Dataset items
++++++++++

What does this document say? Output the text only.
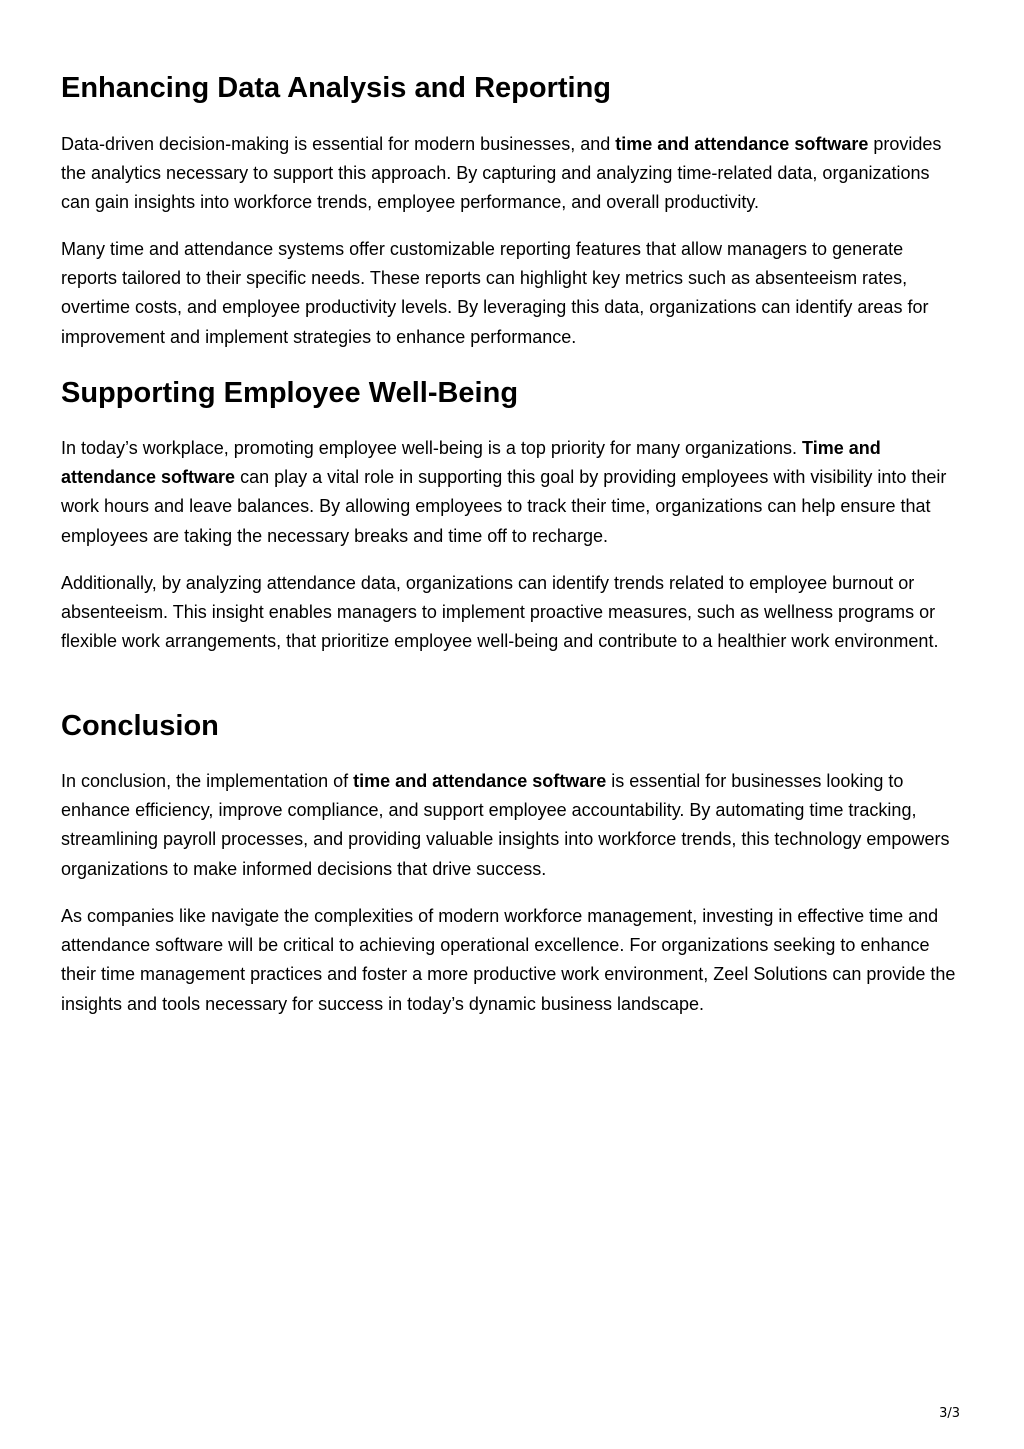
Enhancing Data Analysis and Reporting

Data-driven decision-making is essential for modern businesses, and time and attendance software provides the analytics necessary to support this approach. By capturing and analyzing time-related data, organizations can gain insights into workforce trends, employee performance, and overall productivity.

Many time and attendance systems offer customizable reporting features that allow managers to generate reports tailored to their specific needs. These reports can highlight key metrics such as absenteeism rates, overtime costs, and employee productivity levels. By leveraging this data, organizations can identify areas for improvement and implement strategies to enhance performance.

Supporting Employee Well-Being

In today’s workplace, promoting employee well-being is a top priority for many organizations. Time and attendance software can play a vital role in supporting this goal by providing employees with visibility into their work hours and leave balances. By allowing employees to track their time, organizations can help ensure that employees are taking the necessary breaks and time off to recharge.

Additionally, by analyzing attendance data, organizations can identify trends related to employee burnout or absenteeism. This insight enables managers to implement proactive measures, such as wellness programs or flexible work arrangements, that prioritize employee well-being and contribute to a healthier work environment.

Conclusion

In conclusion, the implementation of time and attendance software is essential for businesses looking to enhance efficiency, improve compliance, and support employee accountability. By automating time tracking, streamlining payroll processes, and providing valuable insights into workforce trends, this technology empowers organizations to make informed decisions that drive success.

As companies like navigate the complexities of modern workforce management, investing in effective time and attendance software will be critical to achieving operational excellence. For organizations seeking to enhance their time management practices and foster a more productive work environment, Zeel Solutions can provide the insights and tools necessary for success in today’s dynamic business landscape.

3/3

++++++++++

#### Set task:
Reproduce the listing exactly. Leave its pictures out.

#### Exercise solution:
What does this document say? Output the text only.
Enhancing Data Analysis and Reporting

Data-driven decision-making is essential for modern businesses, and time and attendance software provides the analytics necessary to support this approach. By capturing and analyzing time-related data, organizations can gain insights into workforce trends, employee performance, and overall productivity.

Many time and attendance systems offer customizable reporting features that allow managers to generate reports tailored to their specific needs. These reports can highlight key metrics such as absenteeism rates, overtime costs, and employee productivity levels. By leveraging this data, organizations can identify areas for improvement and implement strategies to enhance performance.

Supporting Employee Well-Being

In today’s workplace, promoting employee well-being is a top priority for many organizations. Time and attendance software can play a vital role in supporting this goal by providing employees with visibility into their work hours and leave balances. By allowing employees to track their time, organizations can help ensure that employees are taking the necessary breaks and time off to recharge.

Additionally, by analyzing attendance data, organizations can identify trends related to employee burnout or absenteeism. This insight enables managers to implement proactive measures, such as wellness programs or flexible work arrangements, that prioritize employee well-being and contribute to a healthier work environment.

Conclusion

In conclusion, the implementation of time and attendance software is essential for businesses looking to enhance efficiency, improve compliance, and support employee accountability. By automating time tracking, streamlining payroll processes, and providing valuable insights into workforce trends, this technology empowers organizations to make informed decisions that drive success.

As companies like navigate the complexities of modern workforce management, investing in effective time and attendance software will be critical to achieving operational excellence. For organizations seeking to enhance their time management practices and foster a more productive work environment, Zeel Solutions can provide the insights and tools necessary for success in today’s dynamic business landscape.

3/3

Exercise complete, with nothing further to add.